◆ Data:
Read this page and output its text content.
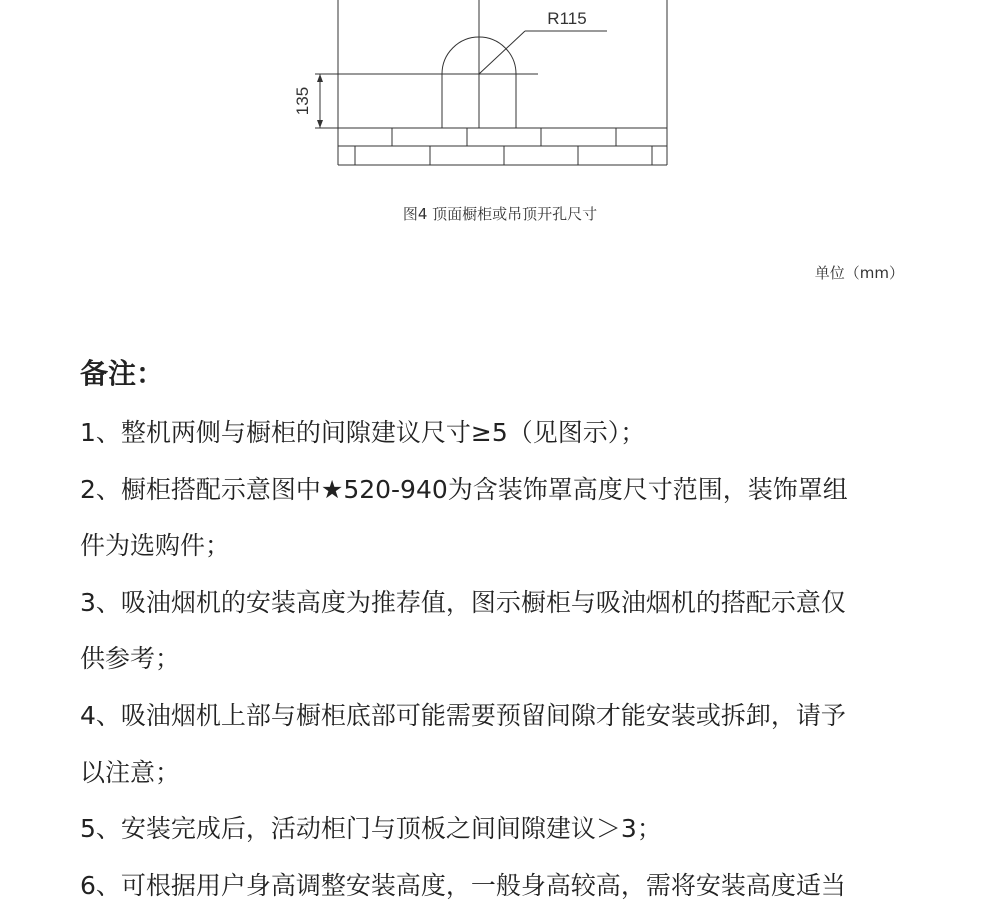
R115
135
图4 顶面橱柜或吊顶开孔尺寸
单位（mm）
备注：
1、整机两侧与橱柜的间隙建议尺寸≥5（见图示）；
2、橱柜搭配示意图中★520-940为含装饰罩高度尺寸范围，装饰罩组
件为选购件；
3、吸油烟机的安装高度为推荐值，图示橱柜与吸油烟机的搭配示意仅
供参考；
4、吸油烟机上部与橱柜底部可能需要预留间隙才能安装或拆卸，请予
以注意；
5、安装完成后，活动柜门与顶板之间间隙建议＞3；
6、可根据用户身高调整安装高度，一般身高较高，需将安装高度适当
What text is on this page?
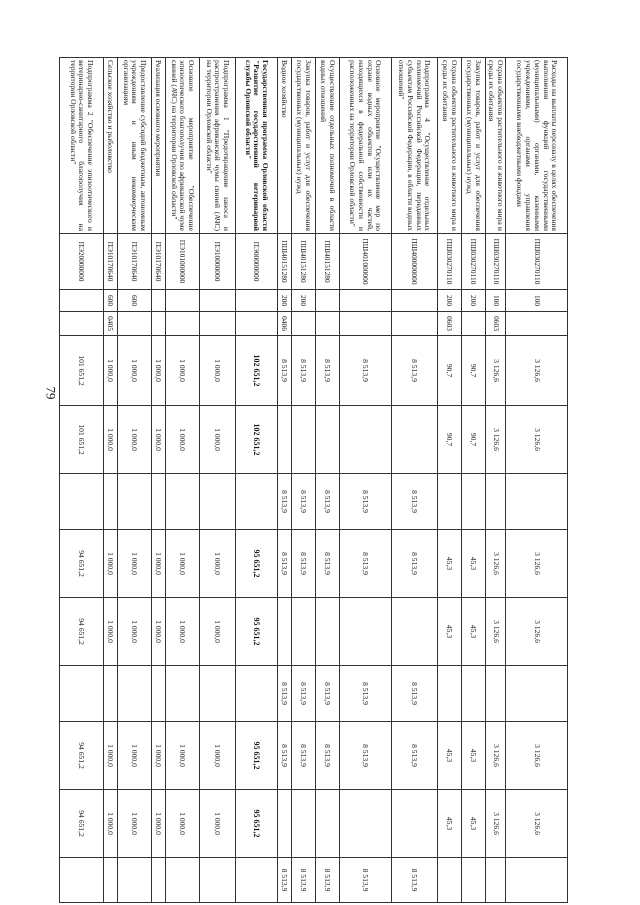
79
Расходы на выплаты персоналу в целях обеспечения выполнения функций государственными (муниципальными) органами, казенными учреждениями, органами управления государственными внебюджетными фондами	ПШ030270110	100		3 126,6	3 126,6		3 126,6	3 126,6		3 126,6	3 126,6	
Охрана объектов растительного и животного мира и среды их обитания	ПШ030270110	100	0603	3 126,6	3 126,6		3 126,6	3 126,6		3 126,6	3 126,6	
Закупка товаров, работ и услуг для обеспечения государственных (муниципальных) нужд	ПШ030270110	200		90,7	90,7		45,3	45,3		45,3	45,3	
Охрана объектов растительного и животного мира и среды их обитания	ПШ030270110	200	0603	90,7	90,7		45,3	45,3		45,3	45,3	
Подпрограмма 4 "Осуществление отдельных полномочий Российской Федерации, переданных субъектам Российской Федерации, в области водных отношений"	ПШ400000000			8 513,9		8 513,9	8 513,9		8 513,9	8 513,9		8 513,9
Основное мероприятие "Осуществление мер по охране водных объектов или их частей, находящихся в федеральной собственности и расположенных на территории Орловской области"	ПШ401000000			8 513,9		8 513,9	8 513,9		8 513,9	8 513,9		8 513,9
Осуществление отдельных полномочий в области водных отношений	ПШ40151280			8 513,9		8 513,9	8 513,9		8 513,9	8 513,9		8 513,9
Закупка товаров, работ и услуг для обеспечения государственных (муниципальных) нужд	ПШ40151280	200		8 513,9		8 513,9	8 513,9		8 513,9	8 513,9		8 513,9
Водное хозяйство	ПШ40151280	200	0406	8 513,9		8 513,9	8 513,9		8 513,9	8 513,9		8 513,9
Государственная программа Орловской области "Развитие государственной ветеринарной службы Орловской области"	ПЭ00000000			102 651,2	102 651,2		95 651,2	95 651,2		95 651,2	95 651,2	
Подпрограмма 1 "Предотвращение заноса и распространения африканской чумы свиней (АЧС) на территории Орловской области"	ПЭ10000000			1 000,0	1 000,0		1 000,0	1 000,0		1 000,0	1 000,0	
Основное мероприятие "Обеспечение эпизоотического благополучия по африканской чуме свиней (АЧС) на территории Орловской области"	ПЭ101000000			1 000,0	1 000,0		1 000,0	1 000,0		1 000,0	1 000,0	
Реализация основного мероприятия	ПЭ10170640			1 000,0	1 000,0		1 000,0	1 000,0		1 000,0	1 000,0	
Предоставление субсидий бюджетным, автономным учреждениям и иным некоммерческим организациям	ПЭ10170640	600		1 000,0	1 000,0		1 000,0	1 000,0		1 000,0	1 000,0	
Сельское хозяйство и рыболовство	ПЭ10170640	600	0405	1 000,0	1 000,0		1 000,0	1 000,0		1 000,0	1 000,0	
Подпрограмма 2 "Обеспечение эпизоотического и ветеринарно-санитарного благополучия на территории Орловской области"	ПЭ20000000			101 651,2	101 651,2		94 651,2	94 651,2		94 651,2	94 651,2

◆ Problem statement: Write out the listing word for word, omitting the pictures it holds.

◆ Completed exercise:
Read this page and output its text content.
R115
135
图4 顶面橱柜或吊顶开孔尺寸
单位（mm）
备注：
1、整机两侧与橱柜的间隙建议尺寸≥5（见图示）；
2、橱柜搭配示意图中★520-940为含装饰罩高度尺寸范围，装饰罩组
件为选购件；
3、吸油烟机的安装高度为推荐值，图示橱柜与吸油烟机的搭配示意仅
供参考；
4、吸油烟机上部与橱柜底部可能需要预留间隙才能安装或拆卸，请予
以注意；
5、安装完成后，活动柜门与顶板之间间隙建议＞3；
6、可根据用户身高调整安装高度，一般身高较高，需将安装高度适当
What text is on this page?
79
Расходы на выплаты персоналу в целях обеспечения выполнения функций государственными (муниципальными) органами, казенными учреждениями, органами управления государственными внебюджетными фондами	ПШ030270110	100		3 126,6	3 126,6		3 126,6	3 126,6		3 126,6	3 126,6	
Охрана объектов растительного и животного мира и среды их обитания	ПШ030270110	100	0603	3 126,6	3 126,6		3 126,6	3 126,6		3 126,6	3 126,6	
Закупка товаров, работ и услуг для обеспечения государственных (муниципальных) нужд	ПШ030270110	200		90,7	90,7		45,3	45,3		45,3	45,3	
Охрана объектов растительного и животного мира и среды их обитания	ПШ030270110	200	0603	90,7	90,7		45,3	45,3		45,3	45,3	
Подпрограмма 4 "Осуществление отдельных полномочий Российской Федерации, переданных субъектам Российской Федерации, в области водных отношений"	ПШ400000000			8 513,9		8 513,9	8 513,9		8 513,9	8 513,9		8 513,9
Основное мероприятие "Осуществление мер по охране водных объектов или их частей, находящихся в федеральной собственности и расположенных на территории Орловской области"	ПШ401000000			8 513,9		8 513,9	8 513,9		8 513,9	8 513,9		8 513,9
Осуществление отдельных полномочий в области водных отношений	ПШ40151280			8 513,9		8 513,9	8 513,9		8 513,9	8 513,9		8 513,9
Закупка товаров, работ и услуг для обеспечения государственных (муниципальных) нужд	ПШ40151280	200		8 513,9		8 513,9	8 513,9		8 513,9	8 513,9		8 513,9
Водное хозяйство	ПШ40151280	200	0406	8 513,9		8 513,9	8 513,9		8 513,9	8 513,9		8 513,9
Государственная программа Орловской области "Развитие государственной ветеринарной службы Орловской области"	ПЭ00000000			102 651,2	102 651,2		95 651,2	95 651,2		95 651,2	95 651,2	
Подпрограмма 1 "Предотвращение заноса и распространения африканской чумы свиней (АЧС) на территории Орловской области"	ПЭ10000000			1 000,0	1 000,0		1 000,0	1 000,0		1 000,0	1 000,0	
Основное мероприятие "Обеспечение эпизоотического благополучия по африканской чуме свиней (АЧС) на территории Орловской области"	ПЭ101000000			1 000,0	1 000,0		1 000,0	1 000,0		1 000,0	1 000,0	
Реализация основного мероприятия	ПЭ10170640			1 000,0	1 000,0		1 000,0	1 000,0		1 000,0	1 000,0	
Предоставление субсидий бюджетным, автономным учреждениям и иным некоммерческим организациям	ПЭ10170640	600		1 000,0	1 000,0		1 000,0	1 000,0		1 000,0	1 000,0	
Сельское хозяйство и рыболовство	ПЭ10170640	600	0405	1 000,0	1 000,0		1 000,0	1 000,0		1 000,0	1 000,0	
Подпрограмма 2 "Обеспечение эпизоотического и ветеринарно-санитарного благополучия на территории Орловской области"	ПЭ20000000			101 651,2	101 651,2		94 651,2	94 651,2		94 651,2	94 651,2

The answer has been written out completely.